Given exercise: Note each line where "liggen" appears, and copy it.

Data supplied:
▬▬▬▬▬▬▬▬▬▬

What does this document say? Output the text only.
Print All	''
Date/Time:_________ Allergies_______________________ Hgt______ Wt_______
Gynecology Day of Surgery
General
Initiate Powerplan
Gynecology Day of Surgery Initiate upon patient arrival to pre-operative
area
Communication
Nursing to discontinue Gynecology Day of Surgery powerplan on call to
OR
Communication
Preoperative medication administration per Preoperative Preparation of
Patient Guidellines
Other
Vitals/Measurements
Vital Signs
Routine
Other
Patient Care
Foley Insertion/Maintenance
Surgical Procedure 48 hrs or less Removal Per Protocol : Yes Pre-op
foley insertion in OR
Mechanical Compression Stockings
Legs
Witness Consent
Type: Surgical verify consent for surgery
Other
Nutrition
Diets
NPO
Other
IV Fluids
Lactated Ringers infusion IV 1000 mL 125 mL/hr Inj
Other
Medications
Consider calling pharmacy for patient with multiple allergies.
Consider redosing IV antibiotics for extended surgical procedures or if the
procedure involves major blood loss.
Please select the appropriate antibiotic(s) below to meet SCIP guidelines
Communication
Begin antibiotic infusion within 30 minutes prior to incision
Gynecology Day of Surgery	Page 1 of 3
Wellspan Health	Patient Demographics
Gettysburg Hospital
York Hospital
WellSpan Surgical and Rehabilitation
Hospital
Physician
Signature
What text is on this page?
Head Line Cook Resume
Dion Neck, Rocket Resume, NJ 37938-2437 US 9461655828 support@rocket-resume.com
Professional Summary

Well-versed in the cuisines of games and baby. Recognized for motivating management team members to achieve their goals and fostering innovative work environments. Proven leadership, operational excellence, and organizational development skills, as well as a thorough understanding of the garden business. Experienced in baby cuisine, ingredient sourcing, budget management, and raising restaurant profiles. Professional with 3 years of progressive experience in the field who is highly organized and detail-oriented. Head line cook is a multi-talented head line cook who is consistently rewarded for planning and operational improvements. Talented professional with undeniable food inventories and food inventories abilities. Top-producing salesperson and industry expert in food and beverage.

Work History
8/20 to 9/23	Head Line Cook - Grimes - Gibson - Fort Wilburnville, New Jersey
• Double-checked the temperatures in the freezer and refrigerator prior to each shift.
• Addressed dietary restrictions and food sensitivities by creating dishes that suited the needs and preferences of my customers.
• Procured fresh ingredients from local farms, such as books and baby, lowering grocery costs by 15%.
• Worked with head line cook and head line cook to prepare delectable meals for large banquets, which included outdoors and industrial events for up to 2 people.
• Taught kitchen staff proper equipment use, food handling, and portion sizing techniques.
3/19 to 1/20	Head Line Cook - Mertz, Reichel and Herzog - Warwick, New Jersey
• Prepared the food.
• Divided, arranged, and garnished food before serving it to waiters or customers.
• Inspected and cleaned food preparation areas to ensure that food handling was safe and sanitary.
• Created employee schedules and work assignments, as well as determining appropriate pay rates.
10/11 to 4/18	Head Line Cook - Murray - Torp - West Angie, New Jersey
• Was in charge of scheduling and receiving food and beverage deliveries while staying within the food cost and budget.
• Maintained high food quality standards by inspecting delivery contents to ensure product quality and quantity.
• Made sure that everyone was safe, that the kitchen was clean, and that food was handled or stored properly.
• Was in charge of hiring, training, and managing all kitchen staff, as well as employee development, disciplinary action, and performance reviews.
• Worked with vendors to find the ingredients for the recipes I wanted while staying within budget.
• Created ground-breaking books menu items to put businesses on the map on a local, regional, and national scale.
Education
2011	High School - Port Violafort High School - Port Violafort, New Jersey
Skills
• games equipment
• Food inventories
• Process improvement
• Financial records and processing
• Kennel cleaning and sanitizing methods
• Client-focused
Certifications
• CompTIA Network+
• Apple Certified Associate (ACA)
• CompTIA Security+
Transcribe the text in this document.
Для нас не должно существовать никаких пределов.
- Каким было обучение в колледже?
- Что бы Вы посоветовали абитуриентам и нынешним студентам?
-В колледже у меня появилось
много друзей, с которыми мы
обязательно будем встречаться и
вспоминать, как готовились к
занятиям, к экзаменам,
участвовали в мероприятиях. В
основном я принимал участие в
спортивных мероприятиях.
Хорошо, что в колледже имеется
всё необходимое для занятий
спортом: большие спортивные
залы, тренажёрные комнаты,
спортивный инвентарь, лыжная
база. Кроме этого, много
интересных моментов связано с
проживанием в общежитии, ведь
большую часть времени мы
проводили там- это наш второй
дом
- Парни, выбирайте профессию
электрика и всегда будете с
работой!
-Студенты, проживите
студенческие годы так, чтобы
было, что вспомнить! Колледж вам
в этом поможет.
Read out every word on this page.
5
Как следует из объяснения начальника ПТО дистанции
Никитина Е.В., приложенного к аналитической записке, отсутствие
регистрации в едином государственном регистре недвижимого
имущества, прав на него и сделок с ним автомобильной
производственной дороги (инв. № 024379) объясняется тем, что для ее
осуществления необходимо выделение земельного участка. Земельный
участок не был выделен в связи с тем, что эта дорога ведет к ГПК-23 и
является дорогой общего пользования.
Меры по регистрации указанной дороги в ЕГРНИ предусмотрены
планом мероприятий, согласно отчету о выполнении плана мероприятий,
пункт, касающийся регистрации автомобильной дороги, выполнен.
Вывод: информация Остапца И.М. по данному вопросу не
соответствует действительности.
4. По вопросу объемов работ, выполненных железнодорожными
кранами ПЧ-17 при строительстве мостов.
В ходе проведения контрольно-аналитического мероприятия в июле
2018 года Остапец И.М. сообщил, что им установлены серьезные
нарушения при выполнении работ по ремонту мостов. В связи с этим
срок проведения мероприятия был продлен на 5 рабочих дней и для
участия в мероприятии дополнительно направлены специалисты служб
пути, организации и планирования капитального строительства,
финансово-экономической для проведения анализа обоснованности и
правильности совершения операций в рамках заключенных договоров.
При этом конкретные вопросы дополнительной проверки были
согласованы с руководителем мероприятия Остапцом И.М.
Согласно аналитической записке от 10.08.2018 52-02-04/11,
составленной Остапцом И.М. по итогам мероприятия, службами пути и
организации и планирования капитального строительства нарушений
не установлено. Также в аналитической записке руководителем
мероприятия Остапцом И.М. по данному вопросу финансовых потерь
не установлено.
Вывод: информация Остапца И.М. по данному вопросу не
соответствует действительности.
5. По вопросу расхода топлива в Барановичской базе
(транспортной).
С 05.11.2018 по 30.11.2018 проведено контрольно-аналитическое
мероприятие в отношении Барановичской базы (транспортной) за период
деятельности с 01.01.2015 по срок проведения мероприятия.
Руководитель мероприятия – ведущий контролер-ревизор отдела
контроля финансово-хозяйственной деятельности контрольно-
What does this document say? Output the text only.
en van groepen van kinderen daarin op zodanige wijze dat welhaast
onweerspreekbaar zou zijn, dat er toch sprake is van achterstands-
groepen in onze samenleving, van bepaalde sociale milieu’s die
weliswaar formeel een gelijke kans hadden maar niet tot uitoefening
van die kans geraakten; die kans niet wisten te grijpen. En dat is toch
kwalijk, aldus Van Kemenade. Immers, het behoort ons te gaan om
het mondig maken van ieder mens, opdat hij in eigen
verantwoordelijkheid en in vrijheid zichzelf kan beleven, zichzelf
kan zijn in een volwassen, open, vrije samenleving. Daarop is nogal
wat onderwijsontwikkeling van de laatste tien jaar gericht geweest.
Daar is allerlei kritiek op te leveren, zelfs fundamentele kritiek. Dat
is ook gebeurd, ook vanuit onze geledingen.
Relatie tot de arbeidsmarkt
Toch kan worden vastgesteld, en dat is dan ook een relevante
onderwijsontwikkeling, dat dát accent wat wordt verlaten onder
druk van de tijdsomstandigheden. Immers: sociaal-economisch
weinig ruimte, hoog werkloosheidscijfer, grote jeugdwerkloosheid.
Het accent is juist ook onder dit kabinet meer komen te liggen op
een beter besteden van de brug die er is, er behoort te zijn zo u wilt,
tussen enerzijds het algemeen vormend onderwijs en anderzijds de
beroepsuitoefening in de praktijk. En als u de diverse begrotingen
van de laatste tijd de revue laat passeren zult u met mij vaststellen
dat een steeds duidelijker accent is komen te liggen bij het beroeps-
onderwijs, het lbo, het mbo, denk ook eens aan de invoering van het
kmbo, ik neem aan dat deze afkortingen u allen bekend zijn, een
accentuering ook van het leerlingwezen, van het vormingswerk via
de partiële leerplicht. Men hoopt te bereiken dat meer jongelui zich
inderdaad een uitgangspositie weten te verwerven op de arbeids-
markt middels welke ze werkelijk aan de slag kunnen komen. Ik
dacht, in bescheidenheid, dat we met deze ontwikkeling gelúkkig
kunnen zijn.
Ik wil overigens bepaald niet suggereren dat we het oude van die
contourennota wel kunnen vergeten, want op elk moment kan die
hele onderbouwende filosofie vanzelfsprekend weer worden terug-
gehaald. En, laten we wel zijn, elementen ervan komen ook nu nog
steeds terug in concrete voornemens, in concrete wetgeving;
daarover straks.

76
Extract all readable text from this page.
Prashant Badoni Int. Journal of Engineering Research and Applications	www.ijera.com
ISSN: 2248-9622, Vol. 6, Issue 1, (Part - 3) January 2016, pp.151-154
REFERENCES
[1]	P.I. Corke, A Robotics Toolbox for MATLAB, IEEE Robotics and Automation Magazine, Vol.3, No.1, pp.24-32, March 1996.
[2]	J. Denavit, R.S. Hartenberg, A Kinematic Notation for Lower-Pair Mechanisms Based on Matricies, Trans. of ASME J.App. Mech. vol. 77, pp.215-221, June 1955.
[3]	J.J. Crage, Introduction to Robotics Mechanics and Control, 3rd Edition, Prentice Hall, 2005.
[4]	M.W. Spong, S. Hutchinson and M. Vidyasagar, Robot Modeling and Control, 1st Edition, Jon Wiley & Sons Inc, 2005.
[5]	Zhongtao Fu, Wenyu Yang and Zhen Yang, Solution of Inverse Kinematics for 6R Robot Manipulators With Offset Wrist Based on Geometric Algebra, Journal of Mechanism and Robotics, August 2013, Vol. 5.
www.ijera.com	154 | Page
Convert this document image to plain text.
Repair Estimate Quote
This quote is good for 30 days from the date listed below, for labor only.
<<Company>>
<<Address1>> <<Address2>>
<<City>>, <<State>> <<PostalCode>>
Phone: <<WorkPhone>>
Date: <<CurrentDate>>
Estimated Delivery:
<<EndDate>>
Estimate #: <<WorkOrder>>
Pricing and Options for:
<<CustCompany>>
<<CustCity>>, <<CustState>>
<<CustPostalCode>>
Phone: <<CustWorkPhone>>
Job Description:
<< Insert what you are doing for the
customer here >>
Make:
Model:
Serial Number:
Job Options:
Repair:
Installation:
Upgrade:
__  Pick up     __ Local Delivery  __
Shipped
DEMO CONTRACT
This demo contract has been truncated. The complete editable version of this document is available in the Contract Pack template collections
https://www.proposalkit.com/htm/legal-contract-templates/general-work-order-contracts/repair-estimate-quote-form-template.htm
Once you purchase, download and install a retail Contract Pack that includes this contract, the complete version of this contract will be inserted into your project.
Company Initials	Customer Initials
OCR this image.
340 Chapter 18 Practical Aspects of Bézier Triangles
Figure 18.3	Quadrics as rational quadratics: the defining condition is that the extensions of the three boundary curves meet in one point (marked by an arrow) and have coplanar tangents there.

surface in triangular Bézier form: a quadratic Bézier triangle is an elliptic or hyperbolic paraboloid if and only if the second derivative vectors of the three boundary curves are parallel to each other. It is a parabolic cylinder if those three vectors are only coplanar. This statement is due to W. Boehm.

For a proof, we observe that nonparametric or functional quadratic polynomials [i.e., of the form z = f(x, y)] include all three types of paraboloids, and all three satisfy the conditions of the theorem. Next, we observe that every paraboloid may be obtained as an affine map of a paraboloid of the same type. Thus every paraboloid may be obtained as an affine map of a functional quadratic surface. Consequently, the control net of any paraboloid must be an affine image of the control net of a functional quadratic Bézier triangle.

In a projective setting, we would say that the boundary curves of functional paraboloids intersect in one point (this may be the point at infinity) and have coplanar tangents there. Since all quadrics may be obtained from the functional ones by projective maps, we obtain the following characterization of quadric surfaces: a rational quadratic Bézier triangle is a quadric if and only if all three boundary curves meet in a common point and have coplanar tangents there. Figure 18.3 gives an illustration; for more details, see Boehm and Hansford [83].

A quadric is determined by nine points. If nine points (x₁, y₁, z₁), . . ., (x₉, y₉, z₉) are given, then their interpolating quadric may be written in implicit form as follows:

▬▬▬▬▬▬▬▬▬▬

Result of the exercise:
Het accent is juist ook onder dit kabinet meer komen te liggen op
dat een steeds duidelijker accent is komen te liggen bij het beroeps-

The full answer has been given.